◆ Given instruction: From the entries below, list each line with "VEHICLE".
== == ==
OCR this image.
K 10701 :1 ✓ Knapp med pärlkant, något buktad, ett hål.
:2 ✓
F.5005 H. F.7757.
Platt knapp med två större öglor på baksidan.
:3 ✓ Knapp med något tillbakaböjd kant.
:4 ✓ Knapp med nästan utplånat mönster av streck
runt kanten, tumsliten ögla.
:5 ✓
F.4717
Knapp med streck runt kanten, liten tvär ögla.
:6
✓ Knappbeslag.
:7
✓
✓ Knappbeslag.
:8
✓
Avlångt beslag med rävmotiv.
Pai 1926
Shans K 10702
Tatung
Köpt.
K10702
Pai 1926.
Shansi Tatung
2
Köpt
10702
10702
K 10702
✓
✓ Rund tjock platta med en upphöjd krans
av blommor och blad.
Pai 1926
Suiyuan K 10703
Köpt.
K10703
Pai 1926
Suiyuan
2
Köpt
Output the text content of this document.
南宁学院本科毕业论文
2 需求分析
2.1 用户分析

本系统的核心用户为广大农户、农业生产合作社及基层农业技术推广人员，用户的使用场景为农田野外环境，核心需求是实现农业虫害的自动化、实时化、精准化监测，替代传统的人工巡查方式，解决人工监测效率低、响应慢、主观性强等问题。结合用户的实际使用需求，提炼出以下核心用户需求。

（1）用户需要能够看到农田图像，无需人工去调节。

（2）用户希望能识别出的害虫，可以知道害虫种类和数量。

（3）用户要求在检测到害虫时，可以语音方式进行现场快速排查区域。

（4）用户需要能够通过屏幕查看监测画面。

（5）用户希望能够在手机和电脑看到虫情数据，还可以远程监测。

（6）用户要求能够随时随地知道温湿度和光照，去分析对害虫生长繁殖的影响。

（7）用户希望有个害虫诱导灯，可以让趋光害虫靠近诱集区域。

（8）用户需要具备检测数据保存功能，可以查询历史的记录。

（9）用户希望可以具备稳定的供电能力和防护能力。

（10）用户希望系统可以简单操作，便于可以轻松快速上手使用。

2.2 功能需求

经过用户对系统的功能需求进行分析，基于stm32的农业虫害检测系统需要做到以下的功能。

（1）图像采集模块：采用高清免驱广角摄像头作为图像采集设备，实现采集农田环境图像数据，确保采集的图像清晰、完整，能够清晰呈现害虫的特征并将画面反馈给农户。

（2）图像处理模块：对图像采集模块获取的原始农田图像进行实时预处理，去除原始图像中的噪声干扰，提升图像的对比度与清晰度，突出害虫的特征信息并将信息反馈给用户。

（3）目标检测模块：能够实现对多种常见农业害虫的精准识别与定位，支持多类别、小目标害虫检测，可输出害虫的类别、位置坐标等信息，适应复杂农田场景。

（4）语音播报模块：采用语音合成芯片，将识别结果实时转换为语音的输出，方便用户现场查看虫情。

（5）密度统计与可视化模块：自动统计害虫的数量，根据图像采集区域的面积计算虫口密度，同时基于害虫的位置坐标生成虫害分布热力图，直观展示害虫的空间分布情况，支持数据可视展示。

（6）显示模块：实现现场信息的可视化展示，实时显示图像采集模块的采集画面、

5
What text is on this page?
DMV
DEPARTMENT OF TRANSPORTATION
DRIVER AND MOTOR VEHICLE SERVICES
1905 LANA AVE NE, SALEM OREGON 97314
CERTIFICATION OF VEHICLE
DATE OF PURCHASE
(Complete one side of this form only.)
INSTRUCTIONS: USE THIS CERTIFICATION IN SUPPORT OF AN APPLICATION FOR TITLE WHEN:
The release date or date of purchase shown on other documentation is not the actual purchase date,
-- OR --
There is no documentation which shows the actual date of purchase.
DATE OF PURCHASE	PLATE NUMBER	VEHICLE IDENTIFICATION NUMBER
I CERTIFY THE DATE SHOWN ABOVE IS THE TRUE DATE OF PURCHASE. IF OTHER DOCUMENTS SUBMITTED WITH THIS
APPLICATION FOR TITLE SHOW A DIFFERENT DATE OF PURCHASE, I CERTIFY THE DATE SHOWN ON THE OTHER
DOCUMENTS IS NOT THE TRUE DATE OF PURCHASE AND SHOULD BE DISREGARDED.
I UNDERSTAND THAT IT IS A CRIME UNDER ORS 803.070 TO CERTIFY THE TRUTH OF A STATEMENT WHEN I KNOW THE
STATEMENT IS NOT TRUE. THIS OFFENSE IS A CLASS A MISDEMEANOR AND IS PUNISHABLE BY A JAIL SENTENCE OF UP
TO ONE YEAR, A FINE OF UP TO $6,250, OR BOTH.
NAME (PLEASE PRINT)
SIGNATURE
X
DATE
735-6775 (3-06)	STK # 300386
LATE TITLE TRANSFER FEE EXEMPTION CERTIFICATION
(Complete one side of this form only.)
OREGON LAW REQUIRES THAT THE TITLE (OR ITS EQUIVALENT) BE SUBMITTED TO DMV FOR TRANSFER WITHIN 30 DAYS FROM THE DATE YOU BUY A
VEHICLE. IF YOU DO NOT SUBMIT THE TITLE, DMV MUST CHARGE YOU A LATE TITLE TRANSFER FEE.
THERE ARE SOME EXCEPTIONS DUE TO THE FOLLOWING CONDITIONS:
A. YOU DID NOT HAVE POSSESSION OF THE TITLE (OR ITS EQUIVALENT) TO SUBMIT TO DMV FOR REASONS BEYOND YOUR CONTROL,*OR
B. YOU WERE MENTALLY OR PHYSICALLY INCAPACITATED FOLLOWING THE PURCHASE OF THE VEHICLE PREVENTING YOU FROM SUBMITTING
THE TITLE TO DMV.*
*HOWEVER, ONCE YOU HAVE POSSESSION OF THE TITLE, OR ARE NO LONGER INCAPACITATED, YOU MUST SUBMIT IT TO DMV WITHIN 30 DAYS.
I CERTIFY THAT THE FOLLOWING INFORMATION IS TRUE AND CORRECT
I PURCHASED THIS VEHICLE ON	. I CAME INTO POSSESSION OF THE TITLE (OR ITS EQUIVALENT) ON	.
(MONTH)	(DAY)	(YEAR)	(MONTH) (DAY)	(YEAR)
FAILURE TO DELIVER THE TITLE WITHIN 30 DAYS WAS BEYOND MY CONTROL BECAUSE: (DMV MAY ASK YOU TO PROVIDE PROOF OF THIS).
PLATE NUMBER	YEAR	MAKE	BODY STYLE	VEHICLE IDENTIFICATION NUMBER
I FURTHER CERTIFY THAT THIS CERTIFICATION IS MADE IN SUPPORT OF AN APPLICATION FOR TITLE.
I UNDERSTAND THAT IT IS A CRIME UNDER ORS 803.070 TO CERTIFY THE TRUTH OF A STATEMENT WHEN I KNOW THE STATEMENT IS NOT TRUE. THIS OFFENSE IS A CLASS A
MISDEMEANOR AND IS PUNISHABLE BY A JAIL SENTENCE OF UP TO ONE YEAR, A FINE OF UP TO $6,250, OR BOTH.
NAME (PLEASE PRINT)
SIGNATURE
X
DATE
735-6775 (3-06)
== == ==
◆ Worked answer:
DRIVER AND MOTOR VEHICLE SERVICES
CERTIFICATION OF VEHICLE
DATE OF PURCHASE	PLATE NUMBER	VEHICLE IDENTIFICATION NUMBER
VEHICLE. IF YOU DO NOT SUBMIT THE TITLE, DMV MUST CHARGE YOU A LATE TITLE TRANSFER FEE.
B. YOU WERE MENTALLY OR PHYSICALLY INCAPACITATED FOLLOWING THE PURCHASE OF THE VEHICLE PREVENTING YOU FROM SUBMITTING
I PURCHASED THIS VEHICLE ON	. I CAME INTO POSSESSION OF THE TITLE (OR ITS EQUIVALENT) ON	.
PLATE NUMBER	YEAR	MAKE	BODY STYLE	VEHICLE IDENTIFICATION NUMBER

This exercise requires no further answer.